◆ WHAT TO PRODUCE: Search the records for the word "búsqueda" and pick out every line that has it.

◆ RECORD SET:

───

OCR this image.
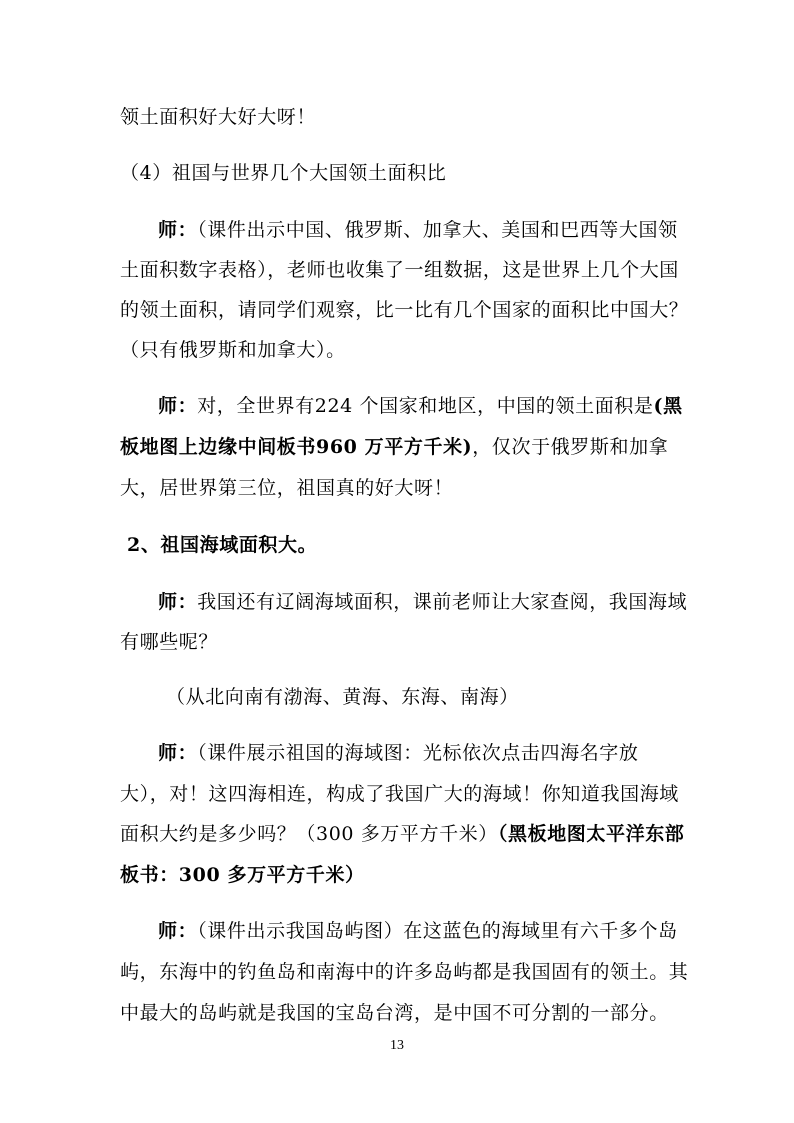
领土面积好大好大呀！
（4）祖国与世界几个大国领土面积比
师：（课件出示中国、俄罗斯、加拿大、美国和巴西等大国领
土面积数字表格），老师也收集了一组数据，这是世界上几个大国
的领土面积，请同学们观察，比一比有几个国家的面积比中国大？
（只有俄罗斯和加拿大）。
师：对，全世界有224 个国家和地区，中国的领土面积是(黑
板地图上边缘中间板书960 万平方千米)，仅次于俄罗斯和加拿
大，居世界第三位，祖国真的好大呀！
2、祖国海域面积大。
师：我国还有辽阔海域面积，课前老师让大家查阅，我国海域
有哪些呢？
（从北向南有渤海、黄海、东海、南海）
师：（课件展示祖国的海域图：光标依次点击四海名字放
大），对！这四海相连，构成了我国广大的海域！你知道我国海域
面积大约是多少吗？（300 多万平方千米）（黑板地图太平洋东部
板书：300 多万平方千米）
师：（课件出示我国岛屿图）在这蓝色的海域里有六千多个岛
屿，东海中的钓鱼岛和南海中的许多岛屿都是我国固有的领土。其
中最大的岛屿就是我国的宝岛台湾，是中国不可分割的一部分。
13
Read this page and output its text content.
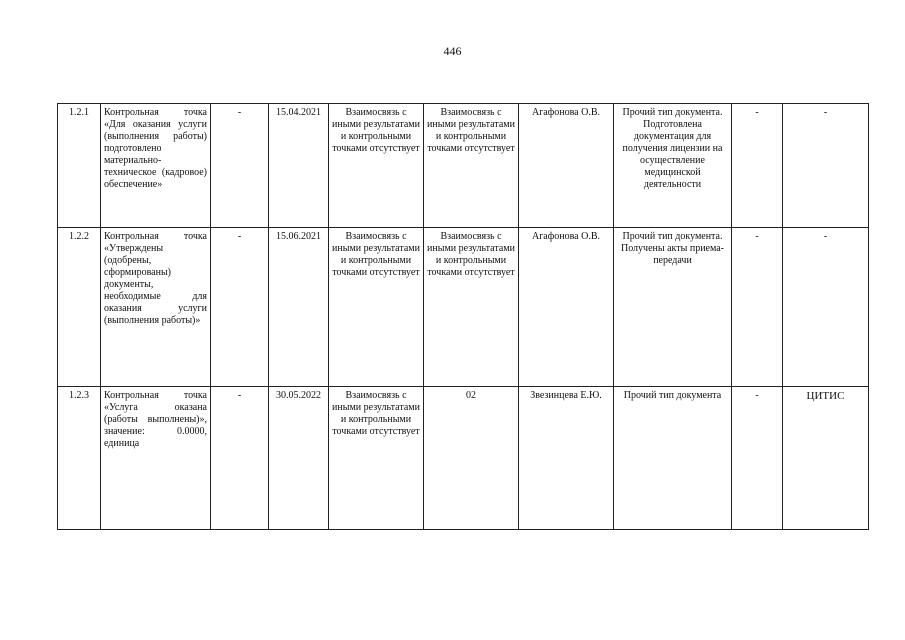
446
1.2.1	Контрольная точка «Для оказания услуги (выполнения работы) подготовлено материально-техническое (кадровое) обеспечение»	-	15.04.2021	Взаимосвязь с иными результатами и контрольными точками отсутствует	Взаимосвязь с иными результатами и контрольными точками отсутствует	Агафонова О.В.	Прочий тип документа. Подготовлена документация для получения лицензии на осуществление медицинской деятельности	-	-
1.2.2	Контрольная точка «Утверждены (одобрены, сформированы) документы, необходимые для оказания услуги (выполнения работы)»	-	15.06.2021	Взаимосвязь с иными результатами и контрольными точками отсутствует	Взаимосвязь с иными результатами и контрольными точками отсутствует	Агафонова О.В.	Прочий тип документа. Получены акты приема-передачи	-	-
1.2.3	Контрольная точка «Услуга оказана (работы выполнены)», значение: 0.0000, единица	-	30.05.2022	Взаимосвязь с иными результатами и контрольными точками отсутствует	02	Звезинцева Е.Ю.	Прочий тип документа	-	ЦИТИС
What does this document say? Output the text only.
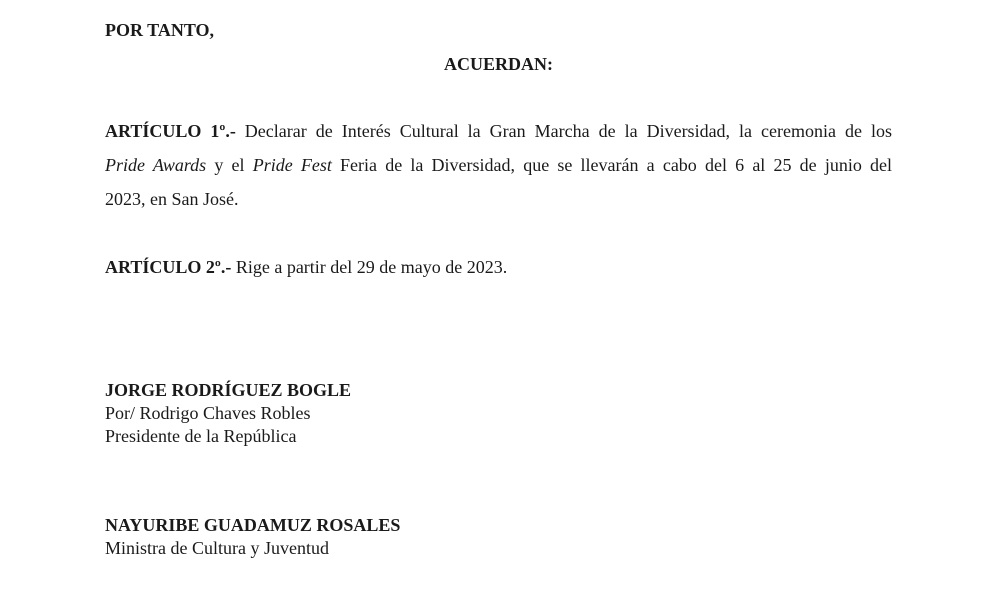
POR TANTO,
ACUERDAN:
ARTÍCULO 1º.- Declarar de Interés Cultural la Gran Marcha de la Diversidad, la ceremonia de los
Pride Awards y el Pride Fest Feria de la Diversidad, que se llevarán a cabo del 6 al 25 de junio del
2023, en San José.
ARTÍCULO 2º.- Rige a partir del 29 de mayo de 2023.
JORGE RODRÍGUEZ BOGLE
Por/ Rodrigo Chaves Robles
Presidente de la República
NAYURIBE GUADAMUZ ROSALES
Ministra de Cultura y Juventud
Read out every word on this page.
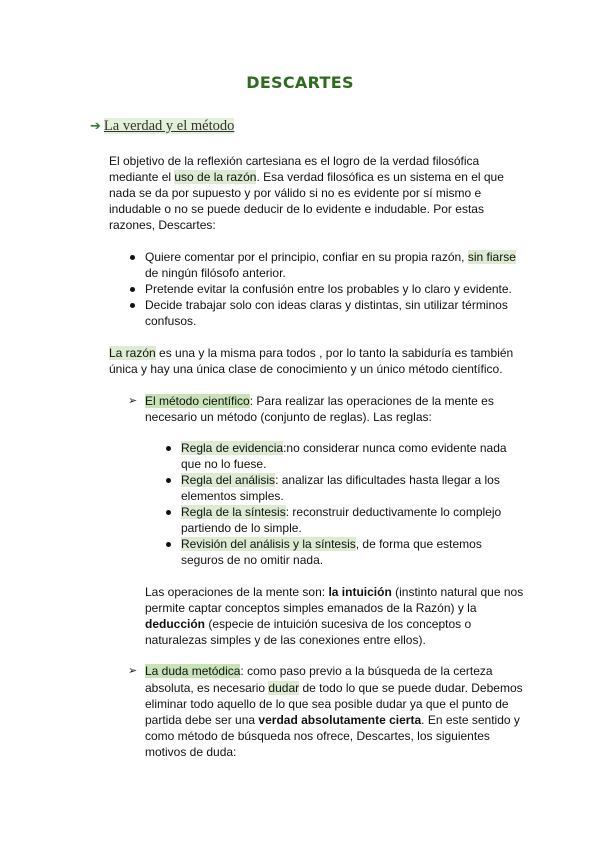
DESCARTES
➔ La verdad y el método
El objetivo de la reflexión cartesiana es el logro de la verdad filosófica
mediante el uso de la razón. Esa verdad filosófica es un sistema en el que
nada se da por supuesto y por válido si no es evidente por sí mismo e
indudable o no se puede deducir de lo evidente e indudable. Por estas
razones, Descartes:
Quiere comentar por el principio, confiar en su propia razón, sin fiarse
de ningún filósofo anterior.
Pretende evitar la confusión entre los probables y lo claro y evidente.
Decide trabajar solo con ideas claras y distintas, sin utilizar términos
confusos.
La razón es una y la misma para todos , por lo tanto la sabiduría es también
única y hay una única clase de conocimiento y un único método científico.
➢ El método científico: Para realizar las operaciones de la mente es
necesario un método (conjunto de reglas). Las reglas:
Regla de evidencia:no considerar nunca como evidente nada
que no lo fuese.
Regla del análisis: analizar las dificultades hasta llegar a los
elementos simples.
Regla de la síntesis: reconstruir deductivamente lo complejo
partiendo de lo simple.
Revisión del análisis y la síntesis, de forma que estemos
seguros de no omitir nada.
Las operaciones de la mente son: la intuición (instinto natural que nos
permite captar conceptos simples emanados de la Razón) y la
deducción (especie de intuición sucesiva de los conceptos o
naturalezas simples y de las conexiones entre ellos).
➢ La duda metódica: como paso previo a la búsqueda de la certeza
absoluta, es necesario dudar de todo lo que se puede dudar. Debemos
eliminar todo aquello de lo que sea posible dudar ya que el punto de
partida debe ser una verdad absolutamente cierta. En este sentido y
como método de búsqueda nos ofrece, Descartes, los siguientes
motivos de duda:
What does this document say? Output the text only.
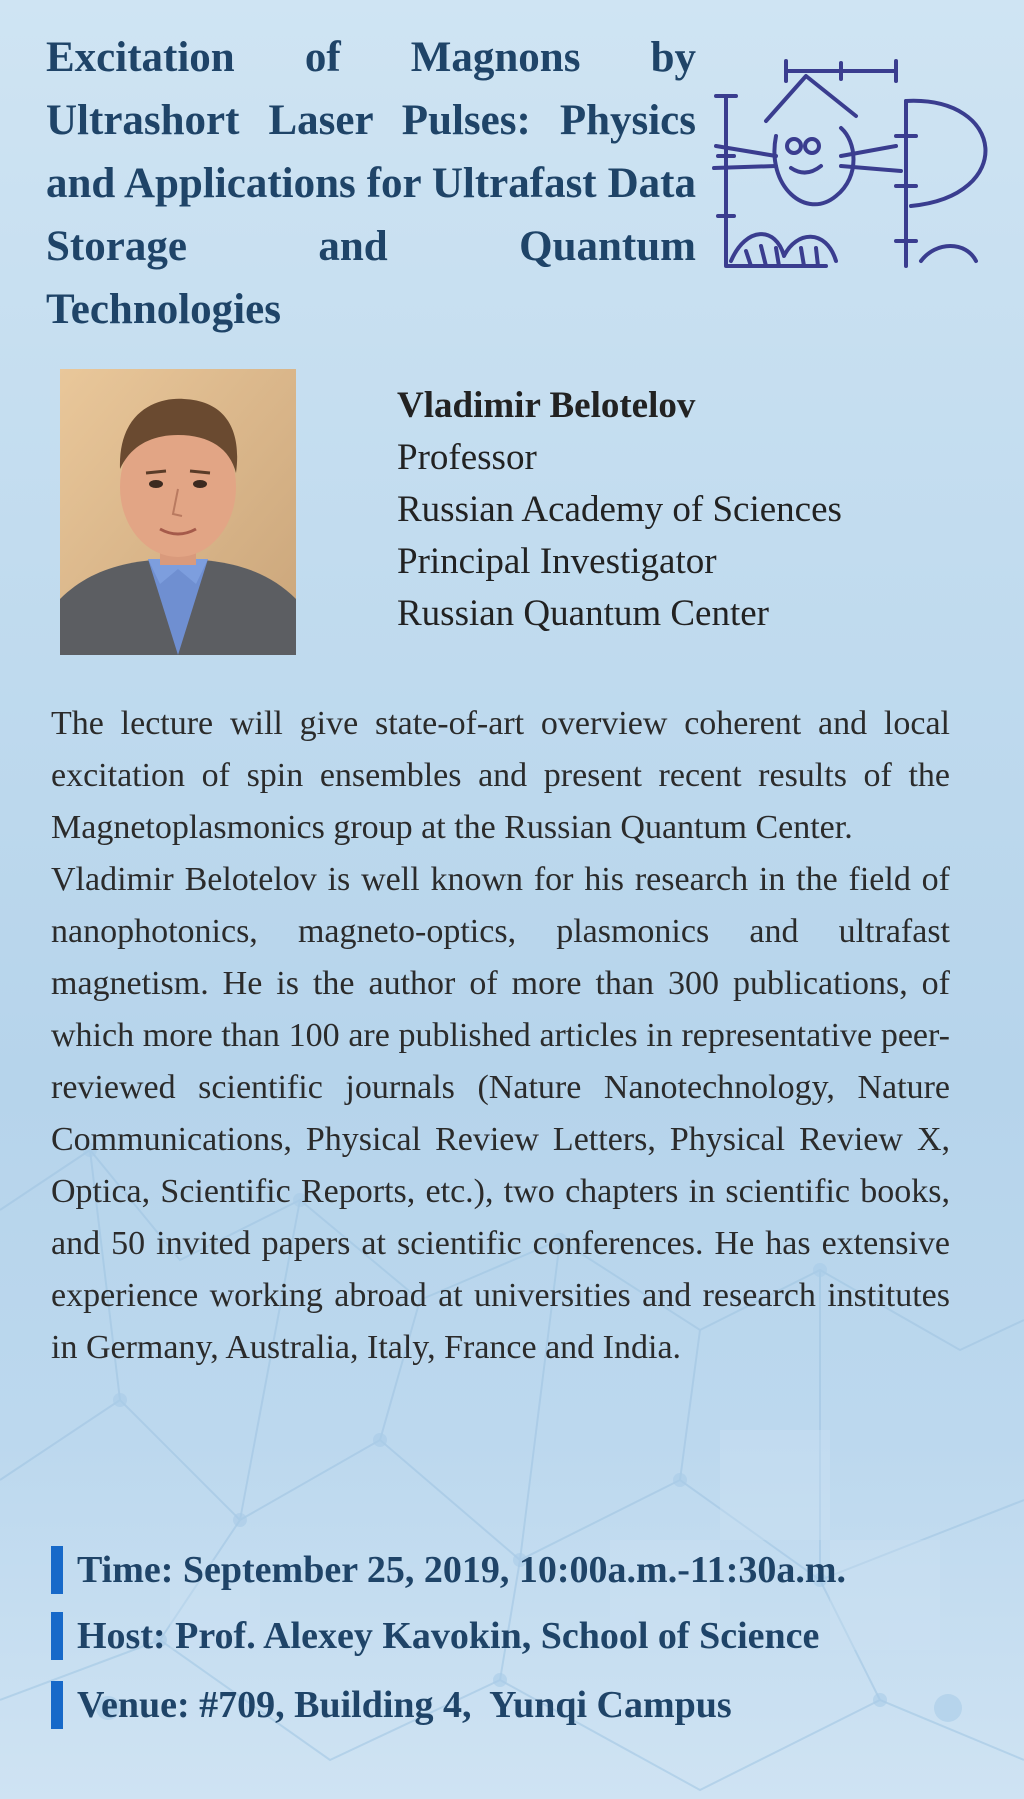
Excitation of Magnons by Ultrashort Laser Pulses: Physics and Applications for Ultrafast Data Storage and Quantum Technologies
Vladimir Belotelov
Professor
Russian Academy of Sciences
Principal Investigator
Russian Quantum Center

The lecture will give state-of-art overview coherent and local excitation of spin ensembles and present recent results of the Magnetoplasmonics group at the Russian Quantum Center.

Vladimir Belotelov is well known for his research in the field of nanophotonics, magneto-optics, plasmonics and ultrafast magnetism. He is the author of more than 300 publications, of which more than 100 are published articles in representative peer-reviewed scientific journals (Nature Nanotechnology, Nature Communications, Physical Review Letters, Physical Review X, Optica, Scientific Reports, etc.), two chapters in scientific books, and 50 invited papers at scientific conferences. He has extensive experience working abroad at universities and research institutes in Germany, Australia, Italy, France and India.

Time: September 25, 2019, 10:00a.m.-11:30a.m.
Host: Prof. Alexey Kavokin, School of Science
Venue: #709, Building 4,  Yunqi Campus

───

◆ SOLUTION FOR THIS PROBLEM:
➢ La duda metódica: como paso previo a la búsqueda de la certeza
como método de búsqueda nos ofrece, Descartes, los siguientes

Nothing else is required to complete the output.